» Excerpts from a figure dataset
● ● ● ●
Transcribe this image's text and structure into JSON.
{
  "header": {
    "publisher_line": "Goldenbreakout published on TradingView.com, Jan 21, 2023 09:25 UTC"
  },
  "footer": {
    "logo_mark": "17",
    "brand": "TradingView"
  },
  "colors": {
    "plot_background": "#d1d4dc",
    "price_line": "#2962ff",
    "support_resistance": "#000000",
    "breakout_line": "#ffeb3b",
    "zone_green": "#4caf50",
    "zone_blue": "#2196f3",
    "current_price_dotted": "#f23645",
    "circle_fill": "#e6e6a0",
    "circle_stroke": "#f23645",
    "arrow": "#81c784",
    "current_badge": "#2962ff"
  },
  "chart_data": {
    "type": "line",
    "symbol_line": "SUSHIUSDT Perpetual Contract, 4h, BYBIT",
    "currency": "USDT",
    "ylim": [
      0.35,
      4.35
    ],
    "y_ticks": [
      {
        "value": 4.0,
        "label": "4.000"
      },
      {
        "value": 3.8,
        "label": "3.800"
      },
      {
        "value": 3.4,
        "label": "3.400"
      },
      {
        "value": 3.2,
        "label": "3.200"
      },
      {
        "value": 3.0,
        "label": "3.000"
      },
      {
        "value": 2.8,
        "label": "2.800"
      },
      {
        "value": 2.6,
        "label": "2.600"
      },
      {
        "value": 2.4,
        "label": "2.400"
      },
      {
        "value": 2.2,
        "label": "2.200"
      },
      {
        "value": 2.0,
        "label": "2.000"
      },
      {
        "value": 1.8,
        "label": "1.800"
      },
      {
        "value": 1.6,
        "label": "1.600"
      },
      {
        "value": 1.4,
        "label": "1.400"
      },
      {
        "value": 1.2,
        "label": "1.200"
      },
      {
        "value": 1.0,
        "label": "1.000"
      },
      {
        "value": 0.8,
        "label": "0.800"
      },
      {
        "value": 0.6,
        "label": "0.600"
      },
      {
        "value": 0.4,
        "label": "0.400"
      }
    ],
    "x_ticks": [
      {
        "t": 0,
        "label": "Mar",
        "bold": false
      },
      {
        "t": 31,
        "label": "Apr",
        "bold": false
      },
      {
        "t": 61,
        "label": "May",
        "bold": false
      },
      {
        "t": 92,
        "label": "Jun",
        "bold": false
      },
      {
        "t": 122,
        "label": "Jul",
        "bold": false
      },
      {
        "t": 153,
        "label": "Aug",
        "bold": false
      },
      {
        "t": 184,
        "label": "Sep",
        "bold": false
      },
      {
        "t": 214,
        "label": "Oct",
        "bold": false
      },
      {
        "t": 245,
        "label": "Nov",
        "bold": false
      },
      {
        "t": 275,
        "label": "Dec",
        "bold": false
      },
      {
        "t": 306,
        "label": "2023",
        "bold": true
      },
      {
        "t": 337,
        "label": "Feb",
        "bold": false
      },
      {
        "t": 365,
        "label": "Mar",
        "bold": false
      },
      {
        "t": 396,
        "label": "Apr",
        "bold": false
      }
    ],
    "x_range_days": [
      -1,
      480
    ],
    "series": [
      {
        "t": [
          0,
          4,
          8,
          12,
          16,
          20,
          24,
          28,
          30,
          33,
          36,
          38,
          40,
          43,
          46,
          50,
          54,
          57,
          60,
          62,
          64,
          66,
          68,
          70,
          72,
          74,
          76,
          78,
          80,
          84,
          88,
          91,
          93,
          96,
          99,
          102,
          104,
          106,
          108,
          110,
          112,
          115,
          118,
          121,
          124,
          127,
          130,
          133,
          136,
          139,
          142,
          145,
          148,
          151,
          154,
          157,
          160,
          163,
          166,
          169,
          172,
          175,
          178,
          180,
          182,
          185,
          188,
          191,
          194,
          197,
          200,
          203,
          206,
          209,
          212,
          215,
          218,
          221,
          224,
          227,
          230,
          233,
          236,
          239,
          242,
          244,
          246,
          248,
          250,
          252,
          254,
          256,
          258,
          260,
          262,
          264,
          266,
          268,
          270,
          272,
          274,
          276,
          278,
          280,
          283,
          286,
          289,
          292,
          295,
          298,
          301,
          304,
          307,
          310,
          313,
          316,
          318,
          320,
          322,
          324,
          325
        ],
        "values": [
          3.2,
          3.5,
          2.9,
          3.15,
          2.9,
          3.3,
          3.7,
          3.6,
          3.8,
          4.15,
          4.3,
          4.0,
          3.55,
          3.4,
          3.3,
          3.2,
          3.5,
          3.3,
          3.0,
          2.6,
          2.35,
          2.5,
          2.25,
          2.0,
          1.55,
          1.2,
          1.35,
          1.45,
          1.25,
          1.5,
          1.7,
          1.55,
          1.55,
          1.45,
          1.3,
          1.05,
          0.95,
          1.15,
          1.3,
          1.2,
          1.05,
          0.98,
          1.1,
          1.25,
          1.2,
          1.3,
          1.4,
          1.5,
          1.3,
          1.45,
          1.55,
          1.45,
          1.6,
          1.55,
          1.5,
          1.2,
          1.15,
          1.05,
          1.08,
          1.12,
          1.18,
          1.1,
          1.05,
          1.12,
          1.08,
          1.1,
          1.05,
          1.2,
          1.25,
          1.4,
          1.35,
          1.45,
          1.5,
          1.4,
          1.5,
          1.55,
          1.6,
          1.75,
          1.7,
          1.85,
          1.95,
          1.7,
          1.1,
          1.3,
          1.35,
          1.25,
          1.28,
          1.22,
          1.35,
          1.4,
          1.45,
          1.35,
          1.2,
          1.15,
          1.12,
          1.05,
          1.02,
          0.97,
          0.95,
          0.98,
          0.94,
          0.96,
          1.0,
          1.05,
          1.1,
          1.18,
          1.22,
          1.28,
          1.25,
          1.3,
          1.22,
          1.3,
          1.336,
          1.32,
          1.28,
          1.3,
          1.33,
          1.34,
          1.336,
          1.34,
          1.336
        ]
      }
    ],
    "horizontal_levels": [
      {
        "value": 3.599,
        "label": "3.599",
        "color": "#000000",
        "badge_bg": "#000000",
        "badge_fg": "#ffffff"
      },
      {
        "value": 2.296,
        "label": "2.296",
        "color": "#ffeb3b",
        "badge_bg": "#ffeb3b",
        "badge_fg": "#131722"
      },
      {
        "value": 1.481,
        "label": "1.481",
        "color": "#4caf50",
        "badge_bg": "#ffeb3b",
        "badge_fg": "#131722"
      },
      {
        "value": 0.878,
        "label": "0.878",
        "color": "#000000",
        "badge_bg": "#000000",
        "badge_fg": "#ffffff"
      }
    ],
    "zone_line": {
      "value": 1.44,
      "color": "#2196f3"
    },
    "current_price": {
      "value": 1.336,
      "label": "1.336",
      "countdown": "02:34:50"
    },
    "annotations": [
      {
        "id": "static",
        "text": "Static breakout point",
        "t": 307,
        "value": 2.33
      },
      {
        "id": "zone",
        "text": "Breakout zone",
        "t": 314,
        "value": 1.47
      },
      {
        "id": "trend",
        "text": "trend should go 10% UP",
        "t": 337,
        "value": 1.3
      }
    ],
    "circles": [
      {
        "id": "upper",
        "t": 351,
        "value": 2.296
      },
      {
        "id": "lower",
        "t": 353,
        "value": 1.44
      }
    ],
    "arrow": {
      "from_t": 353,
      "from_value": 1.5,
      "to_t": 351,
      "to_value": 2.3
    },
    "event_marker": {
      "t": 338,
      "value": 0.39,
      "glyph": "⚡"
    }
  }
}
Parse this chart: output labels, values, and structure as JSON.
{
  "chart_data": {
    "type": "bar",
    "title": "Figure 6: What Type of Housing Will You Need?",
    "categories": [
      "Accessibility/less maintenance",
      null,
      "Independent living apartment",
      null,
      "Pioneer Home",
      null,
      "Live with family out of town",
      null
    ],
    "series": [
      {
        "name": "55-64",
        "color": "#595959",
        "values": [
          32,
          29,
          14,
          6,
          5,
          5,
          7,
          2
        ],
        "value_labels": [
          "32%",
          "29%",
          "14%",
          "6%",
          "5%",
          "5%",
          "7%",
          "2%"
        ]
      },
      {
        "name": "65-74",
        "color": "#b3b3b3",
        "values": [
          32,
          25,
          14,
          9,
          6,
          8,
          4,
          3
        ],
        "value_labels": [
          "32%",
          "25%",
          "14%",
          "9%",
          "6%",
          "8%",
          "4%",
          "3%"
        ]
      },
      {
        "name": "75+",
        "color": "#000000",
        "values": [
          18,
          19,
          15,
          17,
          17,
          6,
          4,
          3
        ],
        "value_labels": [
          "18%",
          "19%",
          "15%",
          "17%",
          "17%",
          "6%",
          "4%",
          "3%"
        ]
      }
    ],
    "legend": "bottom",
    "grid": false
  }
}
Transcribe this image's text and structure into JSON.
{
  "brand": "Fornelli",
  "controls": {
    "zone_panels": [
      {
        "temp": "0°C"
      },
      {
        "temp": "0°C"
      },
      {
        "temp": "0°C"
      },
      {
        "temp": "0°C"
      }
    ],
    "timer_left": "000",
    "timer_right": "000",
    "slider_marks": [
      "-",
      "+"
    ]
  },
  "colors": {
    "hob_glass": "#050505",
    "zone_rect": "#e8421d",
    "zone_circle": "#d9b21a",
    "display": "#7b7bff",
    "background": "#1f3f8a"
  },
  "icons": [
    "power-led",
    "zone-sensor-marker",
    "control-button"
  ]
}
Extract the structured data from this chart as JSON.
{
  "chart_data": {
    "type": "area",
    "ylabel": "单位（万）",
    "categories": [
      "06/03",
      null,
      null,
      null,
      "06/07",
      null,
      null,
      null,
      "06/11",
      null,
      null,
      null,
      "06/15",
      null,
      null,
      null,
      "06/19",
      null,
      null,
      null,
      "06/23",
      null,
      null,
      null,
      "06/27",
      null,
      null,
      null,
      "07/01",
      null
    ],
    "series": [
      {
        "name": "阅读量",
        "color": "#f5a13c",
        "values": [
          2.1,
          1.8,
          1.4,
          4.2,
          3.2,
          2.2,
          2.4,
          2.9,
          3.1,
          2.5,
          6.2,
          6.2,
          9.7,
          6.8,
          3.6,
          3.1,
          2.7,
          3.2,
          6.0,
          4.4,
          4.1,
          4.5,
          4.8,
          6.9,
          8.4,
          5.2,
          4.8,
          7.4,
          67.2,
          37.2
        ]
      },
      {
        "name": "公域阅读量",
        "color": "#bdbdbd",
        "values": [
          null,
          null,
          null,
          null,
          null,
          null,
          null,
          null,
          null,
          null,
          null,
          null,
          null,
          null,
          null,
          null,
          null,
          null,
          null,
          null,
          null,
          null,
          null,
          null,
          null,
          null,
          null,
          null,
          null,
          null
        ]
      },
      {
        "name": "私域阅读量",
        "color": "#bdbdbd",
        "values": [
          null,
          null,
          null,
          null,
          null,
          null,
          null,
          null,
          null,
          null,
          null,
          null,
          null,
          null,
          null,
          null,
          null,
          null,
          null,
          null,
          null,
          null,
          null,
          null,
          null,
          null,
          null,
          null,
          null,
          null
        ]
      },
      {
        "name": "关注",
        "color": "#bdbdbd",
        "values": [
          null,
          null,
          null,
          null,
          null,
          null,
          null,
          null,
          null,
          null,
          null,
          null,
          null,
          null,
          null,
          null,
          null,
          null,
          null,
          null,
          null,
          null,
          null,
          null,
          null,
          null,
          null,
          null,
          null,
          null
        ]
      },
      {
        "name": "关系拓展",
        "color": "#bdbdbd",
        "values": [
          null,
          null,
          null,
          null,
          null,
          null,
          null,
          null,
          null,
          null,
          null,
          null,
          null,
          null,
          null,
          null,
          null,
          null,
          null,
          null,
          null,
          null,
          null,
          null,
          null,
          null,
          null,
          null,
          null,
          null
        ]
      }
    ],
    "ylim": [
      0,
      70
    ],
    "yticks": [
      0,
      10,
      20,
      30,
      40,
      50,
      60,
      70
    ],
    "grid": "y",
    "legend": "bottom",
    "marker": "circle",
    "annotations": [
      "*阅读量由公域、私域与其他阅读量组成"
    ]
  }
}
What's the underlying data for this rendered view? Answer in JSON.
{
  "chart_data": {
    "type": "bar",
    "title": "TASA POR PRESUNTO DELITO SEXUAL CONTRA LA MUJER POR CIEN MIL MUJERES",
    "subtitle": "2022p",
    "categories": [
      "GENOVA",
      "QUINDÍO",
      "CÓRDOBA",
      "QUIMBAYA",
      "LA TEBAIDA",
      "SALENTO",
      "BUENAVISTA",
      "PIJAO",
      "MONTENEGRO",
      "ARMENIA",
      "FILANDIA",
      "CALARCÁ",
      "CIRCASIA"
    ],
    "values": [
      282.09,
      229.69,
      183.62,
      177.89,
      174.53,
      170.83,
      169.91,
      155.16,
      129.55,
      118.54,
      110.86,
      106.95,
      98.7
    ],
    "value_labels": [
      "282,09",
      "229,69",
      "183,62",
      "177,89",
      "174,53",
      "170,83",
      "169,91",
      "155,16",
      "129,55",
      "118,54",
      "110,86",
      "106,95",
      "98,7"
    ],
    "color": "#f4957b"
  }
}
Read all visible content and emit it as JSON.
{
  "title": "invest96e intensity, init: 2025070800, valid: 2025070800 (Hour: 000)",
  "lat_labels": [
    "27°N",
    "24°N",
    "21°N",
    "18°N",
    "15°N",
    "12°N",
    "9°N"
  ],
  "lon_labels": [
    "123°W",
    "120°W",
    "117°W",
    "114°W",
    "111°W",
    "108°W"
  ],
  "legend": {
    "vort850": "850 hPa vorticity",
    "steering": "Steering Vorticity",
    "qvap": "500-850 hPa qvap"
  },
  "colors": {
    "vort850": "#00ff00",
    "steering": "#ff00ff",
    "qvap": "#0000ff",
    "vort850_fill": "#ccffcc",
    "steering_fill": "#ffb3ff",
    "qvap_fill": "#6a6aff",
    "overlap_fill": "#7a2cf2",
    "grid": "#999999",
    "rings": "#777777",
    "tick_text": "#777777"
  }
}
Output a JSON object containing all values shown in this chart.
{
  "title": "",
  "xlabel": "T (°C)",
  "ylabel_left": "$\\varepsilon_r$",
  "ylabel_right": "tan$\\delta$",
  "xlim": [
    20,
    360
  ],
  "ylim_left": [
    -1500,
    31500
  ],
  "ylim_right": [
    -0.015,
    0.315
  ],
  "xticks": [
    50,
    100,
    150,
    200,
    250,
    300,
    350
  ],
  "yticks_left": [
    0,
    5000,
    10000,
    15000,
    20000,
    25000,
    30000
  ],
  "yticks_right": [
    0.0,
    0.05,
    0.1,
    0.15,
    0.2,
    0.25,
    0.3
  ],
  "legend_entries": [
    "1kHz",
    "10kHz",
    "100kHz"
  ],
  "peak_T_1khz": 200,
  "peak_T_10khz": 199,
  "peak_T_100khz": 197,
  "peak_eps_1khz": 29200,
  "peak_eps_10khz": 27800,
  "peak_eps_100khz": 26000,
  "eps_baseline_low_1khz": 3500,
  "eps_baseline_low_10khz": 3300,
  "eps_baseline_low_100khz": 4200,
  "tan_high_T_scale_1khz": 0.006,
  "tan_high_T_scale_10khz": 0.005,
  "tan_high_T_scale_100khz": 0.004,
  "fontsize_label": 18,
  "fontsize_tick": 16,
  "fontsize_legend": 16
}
● ● ● ●
» The problem
Every line in the data above that contains "What" needs to be copied.

» Result for this task
    "title": "Figure 6: What Type of Housing Will You Need?",
What's the underlying data for this rendered view? Answer in JSON.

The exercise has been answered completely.